Find each line holding the word "icon" and give the total alone.
════════
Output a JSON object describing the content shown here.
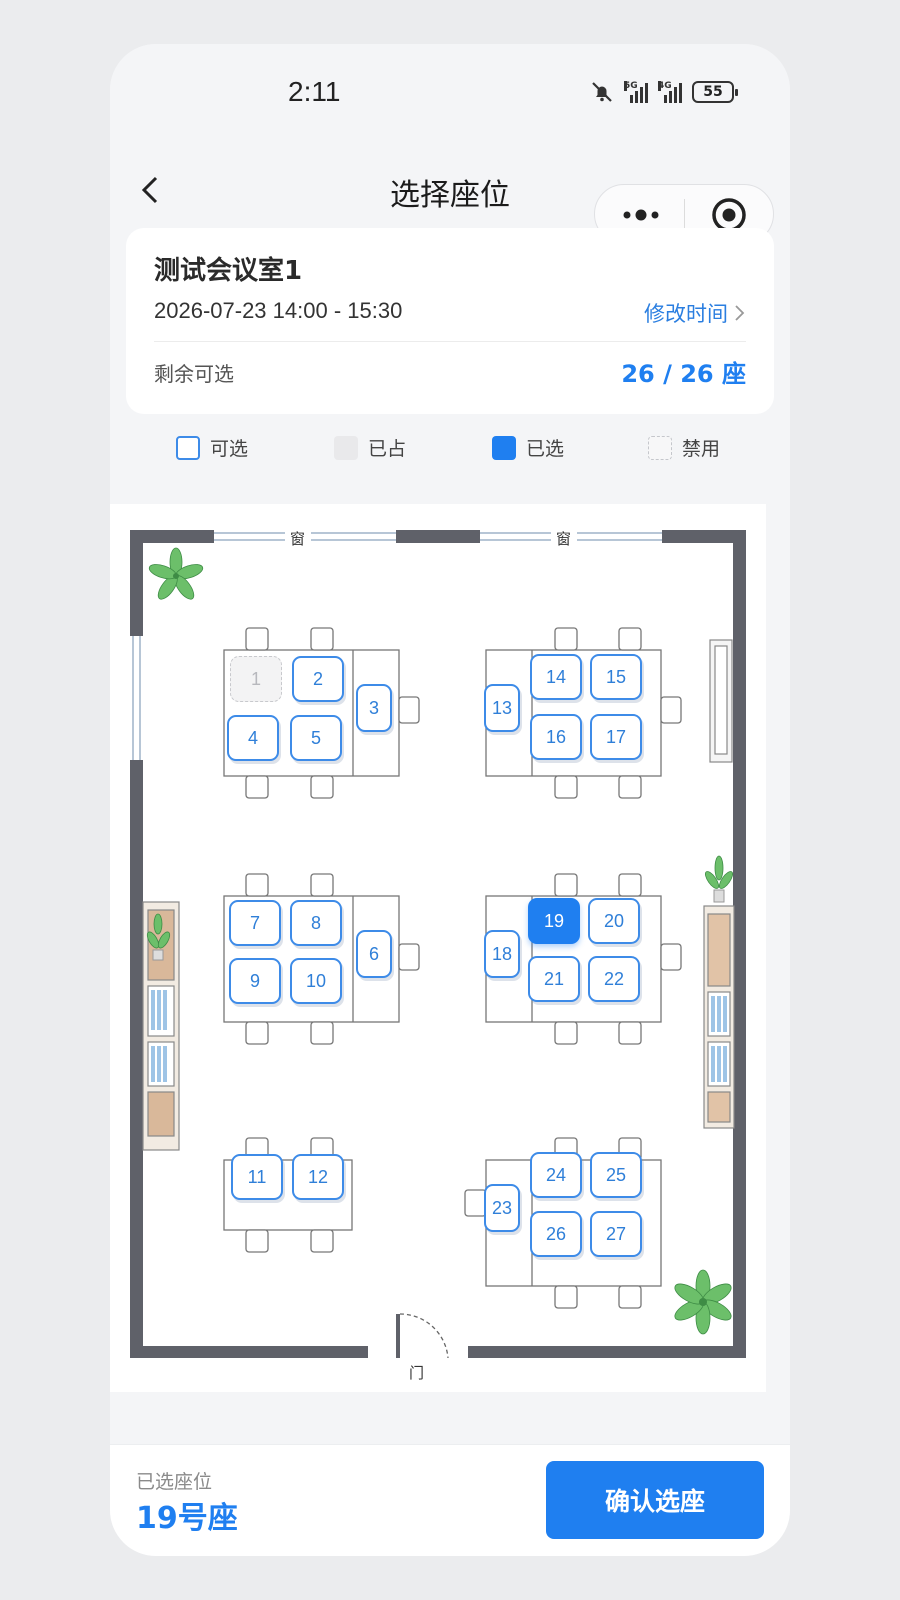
{
  "status_bar": {
    "time": "2:11",
    "network_1": "5G",
    "network_2": "4G",
    "battery": "55"
  },
  "nav": {
    "title": "选择座位",
    "back_icon": "chevron-left-icon",
    "more_icon": "more-dots-icon",
    "close_icon": "target-icon"
  },
  "info": {
    "room": "测试会议室1",
    "datetime": "2026-07-23  14:00 - 15:30",
    "modify_label": "修改时间",
    "remaining_label": "剩余可选",
    "remaining_value": "26 / 26 座"
  },
  "legend": {
    "available": "可选",
    "taken": "已占",
    "selected": "已选",
    "disabled": "禁用"
  },
  "floor": {
    "window_label_1": "窗",
    "window_label_2": "窗",
    "door_label": "门"
  },
  "seats": [
    {
      "n": "1",
      "state": "taken"
    },
    {
      "n": "2",
      "state": "available"
    },
    {
      "n": "3",
      "state": "available"
    },
    {
      "n": "4",
      "state": "available"
    },
    {
      "n": "5",
      "state": "available"
    },
    {
      "n": "6",
      "state": "available"
    },
    {
      "n": "7",
      "state": "available"
    },
    {
      "n": "8",
      "state": "available"
    },
    {
      "n": "9",
      "state": "available"
    },
    {
      "n": "10",
      "state": "available"
    },
    {
      "n": "11",
      "state": "available"
    },
    {
      "n": "12",
      "state": "available"
    },
    {
      "n": "13",
      "state": "available"
    },
    {
      "n": "14",
      "state": "available"
    },
    {
      "n": "15",
      "state": "available"
    },
    {
      "n": "16",
      "state": "available"
    },
    {
      "n": "17",
      "state": "available"
    },
    {
      "n": "18",
      "state": "available"
    },
    {
      "n": "19",
      "state": "selected"
    },
    {
      "n": "20",
      "state": "available"
    },
    {
      "n": "21",
      "state": "available"
    },
    {
      "n": "22",
      "state": "available"
    },
    {
      "n": "23",
      "state": "available"
    },
    {
      "n": "24",
      "state": "available"
    },
    {
      "n": "25",
      "state": "available"
    },
    {
      "n": "26",
      "state": "available"
    },
    {
      "n": "27",
      "state": "available"
    }
  ],
  "bottom": {
    "selected_label": "已选座位",
    "selected_value": "19号座",
    "confirm_label": "确认选座"
  },
  "colors": {
    "accent": "#1f7ff0",
    "seat_border": "#3d8be8",
    "wall": "#5f6169"
  }
}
════════
- **Expected answer**
3